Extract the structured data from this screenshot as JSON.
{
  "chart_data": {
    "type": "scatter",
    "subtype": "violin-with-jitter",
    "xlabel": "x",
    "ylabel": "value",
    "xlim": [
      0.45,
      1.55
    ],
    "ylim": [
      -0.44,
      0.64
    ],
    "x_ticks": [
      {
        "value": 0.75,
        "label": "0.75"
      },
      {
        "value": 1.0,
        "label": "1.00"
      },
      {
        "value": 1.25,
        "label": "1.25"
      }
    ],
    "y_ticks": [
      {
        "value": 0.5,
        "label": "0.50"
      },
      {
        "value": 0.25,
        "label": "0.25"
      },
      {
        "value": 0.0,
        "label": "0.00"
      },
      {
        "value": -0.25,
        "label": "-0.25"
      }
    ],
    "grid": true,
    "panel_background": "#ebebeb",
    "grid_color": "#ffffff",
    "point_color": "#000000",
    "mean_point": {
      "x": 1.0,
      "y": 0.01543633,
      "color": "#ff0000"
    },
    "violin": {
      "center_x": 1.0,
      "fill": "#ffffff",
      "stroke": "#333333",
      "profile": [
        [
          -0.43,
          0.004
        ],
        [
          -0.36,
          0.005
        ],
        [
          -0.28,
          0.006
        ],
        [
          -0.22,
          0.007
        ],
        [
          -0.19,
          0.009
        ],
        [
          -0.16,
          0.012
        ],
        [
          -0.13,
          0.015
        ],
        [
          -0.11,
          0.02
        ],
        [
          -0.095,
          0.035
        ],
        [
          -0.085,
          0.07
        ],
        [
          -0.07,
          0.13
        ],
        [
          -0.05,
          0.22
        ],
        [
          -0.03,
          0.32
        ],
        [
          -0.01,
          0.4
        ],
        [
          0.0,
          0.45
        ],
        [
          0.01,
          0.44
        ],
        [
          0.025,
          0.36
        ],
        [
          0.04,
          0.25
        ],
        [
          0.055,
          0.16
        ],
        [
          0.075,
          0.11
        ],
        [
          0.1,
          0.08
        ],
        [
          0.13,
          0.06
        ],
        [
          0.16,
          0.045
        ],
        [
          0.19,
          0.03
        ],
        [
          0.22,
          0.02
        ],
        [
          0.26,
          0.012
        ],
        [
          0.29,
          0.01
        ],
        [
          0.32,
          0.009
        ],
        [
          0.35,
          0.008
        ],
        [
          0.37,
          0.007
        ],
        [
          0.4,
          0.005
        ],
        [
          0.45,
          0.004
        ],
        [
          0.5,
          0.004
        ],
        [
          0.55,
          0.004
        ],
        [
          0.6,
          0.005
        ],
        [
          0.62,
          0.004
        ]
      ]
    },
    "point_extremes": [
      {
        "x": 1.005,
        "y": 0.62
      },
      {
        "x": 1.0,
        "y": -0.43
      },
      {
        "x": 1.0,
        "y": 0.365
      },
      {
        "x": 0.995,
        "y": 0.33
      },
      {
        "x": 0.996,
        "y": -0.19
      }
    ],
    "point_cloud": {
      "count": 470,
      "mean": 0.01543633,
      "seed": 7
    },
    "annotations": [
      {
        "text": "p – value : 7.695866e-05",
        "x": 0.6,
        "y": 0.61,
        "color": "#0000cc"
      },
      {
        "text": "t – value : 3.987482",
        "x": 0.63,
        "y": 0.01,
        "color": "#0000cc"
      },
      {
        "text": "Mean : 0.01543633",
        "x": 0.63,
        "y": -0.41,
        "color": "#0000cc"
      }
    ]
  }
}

:::::

- STATED TASK: Repeat the listing exactly, from its first line to its last.

- EXERCISE OUTPUT:
Extract the structured data from this screenshot as JSON.
{
  "chart_data": {
    "type": "scatter",
    "subtype": "violin-with-jitter",
    "xlabel": "x",
    "ylabel": "value",
    "xlim": [
      0.45,
      1.55
    ],
    "ylim": [
      -0.44,
      0.64
    ],
    "x_ticks": [
      {
        "value": 0.75,
        "label": "0.75"
      },
      {
        "value": 1.0,
        "label": "1.00"
      },
      {
        "value": 1.25,
        "label": "1.25"
      }
    ],
    "y_ticks": [
      {
        "value": 0.5,
        "label": "0.50"
      },
      {
        "value": 0.25,
        "label": "0.25"
      },
      {
        "value": 0.0,
        "label": "0.00"
      },
      {
        "value": -0.25,
        "label": "-0.25"
      }
    ],
    "grid": true,
    "panel_background": "#ebebeb",
    "grid_color": "#ffffff",
    "point_color": "#000000",
    "mean_point": {
      "x": 1.0,
      "y": 0.01543633,
      "color": "#ff0000"
    },
    "violin": {
      "center_x": 1.0,
      "fill": "#ffffff",
      "stroke": "#333333",
      "profile": [
        [
          -0.43,
          0.004
        ],
        [
          -0.36,
          0.005
        ],
        [
          -0.28,
          0.006
        ],
        [
          -0.22,
          0.007
        ],
        [
          -0.19,
          0.009
        ],
        [
          -0.16,
          0.012
        ],
        [
          -0.13,
          0.015
        ],
        [
          -0.11,
          0.02
        ],
        [
          -0.095,
          0.035
        ],
        [
          -0.085,
          0.07
        ],
        [
          -0.07,
          0.13
        ],
        [
          -0.05,
          0.22
        ],
        [
          -0.03,
          0.32
        ],
        [
          -0.01,
          0.4
        ],
        [
          0.0,
          0.45
        ],
        [
          0.01,
          0.44
        ],
        [
          0.025,
          0.36
        ],
        [
          0.04,
          0.25
        ],
        [
          0.055,
          0.16
        ],
        [
          0.075,
          0.11
        ],
        [
          0.1,
          0.08
        ],
        [
          0.13,
          0.06
        ],
        [
          0.16,
          0.045
        ],
        [
          0.19,
          0.03
        ],
        [
          0.22,
          0.02
        ],
        [
          0.26,
          0.012
        ],
        [
          0.29,
          0.01
        ],
        [
          0.32,
          0.009
        ],
        [
          0.35,
          0.008
        ],
        [
          0.37,
          0.007
        ],
        [
          0.4,
          0.005
        ],
        [
          0.45,
          0.004
        ],
        [
          0.5,
          0.004
        ],
        [
          0.55,
          0.004
        ],
        [
          0.6,
          0.005
        ],
        [
          0.62,
          0.004
        ]
      ]
    },
    "point_extremes": [
      {
        "x": 1.005,
        "y": 0.62
      },
      {
        "x": 1.0,
        "y": -0.43
      },
      {
        "x": 1.0,
        "y": 0.365
      },
      {
        "x": 0.995,
        "y": 0.33
      },
      {
        "x": 0.996,
        "y": -0.19
      }
    ],
    "point_cloud": {
      "count": 470,
      "mean": 0.01543633,
      "seed": 7
    },
    "annotations": [
      {
        "text": "p – value : 7.695866e-05",
        "x": 0.6,
        "y": 0.61,
        "color": "#0000cc"
      },
      {
        "text": "t – value : 3.987482",
        "x": 0.63,
        "y": 0.01,
        "color": "#0000cc"
      },
      {
        "text": "Mean : 0.01543633",
        "x": 0.63,
        "y": -0.41,
        "color": "#0000cc"
      }
    ]
  }
}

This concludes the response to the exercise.